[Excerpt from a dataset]
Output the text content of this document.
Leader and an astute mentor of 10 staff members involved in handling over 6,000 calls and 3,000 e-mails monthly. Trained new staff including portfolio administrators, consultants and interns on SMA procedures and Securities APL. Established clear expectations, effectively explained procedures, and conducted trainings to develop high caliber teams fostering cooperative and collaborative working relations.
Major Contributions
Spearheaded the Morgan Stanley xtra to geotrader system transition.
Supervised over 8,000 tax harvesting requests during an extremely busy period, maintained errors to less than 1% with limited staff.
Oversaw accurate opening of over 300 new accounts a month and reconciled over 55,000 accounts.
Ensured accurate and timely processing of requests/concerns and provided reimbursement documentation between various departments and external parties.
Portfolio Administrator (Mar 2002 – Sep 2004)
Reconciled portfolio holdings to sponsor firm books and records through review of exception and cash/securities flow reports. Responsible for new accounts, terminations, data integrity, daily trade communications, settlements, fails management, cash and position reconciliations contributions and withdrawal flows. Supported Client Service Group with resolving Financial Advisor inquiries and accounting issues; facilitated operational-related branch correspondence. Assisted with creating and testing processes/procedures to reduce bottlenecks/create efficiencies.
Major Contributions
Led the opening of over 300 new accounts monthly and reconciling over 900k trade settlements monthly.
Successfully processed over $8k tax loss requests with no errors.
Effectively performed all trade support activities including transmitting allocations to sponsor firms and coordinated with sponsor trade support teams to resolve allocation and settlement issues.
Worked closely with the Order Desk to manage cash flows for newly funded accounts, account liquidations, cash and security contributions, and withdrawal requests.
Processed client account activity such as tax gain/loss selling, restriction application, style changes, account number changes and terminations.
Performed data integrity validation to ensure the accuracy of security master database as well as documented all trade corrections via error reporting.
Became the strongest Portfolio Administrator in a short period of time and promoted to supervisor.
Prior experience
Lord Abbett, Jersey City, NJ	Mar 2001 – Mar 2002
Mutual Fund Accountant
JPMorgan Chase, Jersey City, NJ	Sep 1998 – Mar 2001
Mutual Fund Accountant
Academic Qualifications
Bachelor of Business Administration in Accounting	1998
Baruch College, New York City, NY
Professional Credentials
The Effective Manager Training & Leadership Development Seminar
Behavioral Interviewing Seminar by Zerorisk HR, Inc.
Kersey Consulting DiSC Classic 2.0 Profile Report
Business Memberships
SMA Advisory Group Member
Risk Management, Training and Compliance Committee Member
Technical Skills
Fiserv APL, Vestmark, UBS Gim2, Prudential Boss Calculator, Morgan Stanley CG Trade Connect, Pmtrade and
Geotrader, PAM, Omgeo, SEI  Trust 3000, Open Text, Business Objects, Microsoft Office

* **AIM**
Reproduce the data in its entirety, matching each character.

* **THE RESPONSE**
Output the text content of this document.
Leader and an astute mentor of 10 staff members involved in handling over 6,000 calls and 3,000 e-mails monthly. Trained new staff including portfolio administrators, consultants and interns on SMA procedures and Securities APL. Established clear expectations, effectively explained procedures, and conducted trainings to develop high caliber teams fostering cooperative and collaborative working relations.
Major Contributions
Spearheaded the Morgan Stanley xtra to geotrader system transition.
Supervised over 8,000 tax harvesting requests during an extremely busy period, maintained errors to less than 1% with limited staff.
Oversaw accurate opening of over 300 new accounts a month and reconciled over 55,000 accounts.
Ensured accurate and timely processing of requests/concerns and provided reimbursement documentation between various departments and external parties.
Portfolio Administrator (Mar 2002 – Sep 2004)
Reconciled portfolio holdings to sponsor firm books and records through review of exception and cash/securities flow reports. Responsible for new accounts, terminations, data integrity, daily trade communications, settlements, fails management, cash and position reconciliations contributions and withdrawal flows. Supported Client Service Group with resolving Financial Advisor inquiries and accounting issues; facilitated operational-related branch correspondence. Assisted with creating and testing processes/procedures to reduce bottlenecks/create efficiencies.
Major Contributions
Led the opening of over 300 new accounts monthly and reconciling over 900k trade settlements monthly.
Successfully processed over $8k tax loss requests with no errors.
Effectively performed all trade support activities including transmitting allocations to sponsor firms and coordinated with sponsor trade support teams to resolve allocation and settlement issues.
Worked closely with the Order Desk to manage cash flows for newly funded accounts, account liquidations, cash and security contributions, and withdrawal requests.
Processed client account activity such as tax gain/loss selling, restriction application, style changes, account number changes and terminations.
Performed data integrity validation to ensure the accuracy of security master database as well as documented all trade corrections via error reporting.
Became the strongest Portfolio Administrator in a short period of time and promoted to supervisor.
Prior experience
Lord Abbett, Jersey City, NJ	Mar 2001 – Mar 2002
Mutual Fund Accountant
JPMorgan Chase, Jersey City, NJ	Sep 1998 – Mar 2001
Mutual Fund Accountant
Academic Qualifications
Bachelor of Business Administration in Accounting	1998
Baruch College, New York City, NY
Professional Credentials
The Effective Manager Training & Leadership Development Seminar
Behavioral Interviewing Seminar by Zerorisk HR, Inc.
Kersey Consulting DiSC Classic 2.0 Profile Report
Business Memberships
SMA Advisory Group Member
Risk Management, Training and Compliance Committee Member
Technical Skills
Fiserv APL, Vestmark, UBS Gim2, Prudential Boss Calculator, Morgan Stanley CG Trade Connect, Pmtrade and
Geotrader, PAM, Omgeo, SEI  Trust 3000, Open Text, Business Objects, Microsoft Office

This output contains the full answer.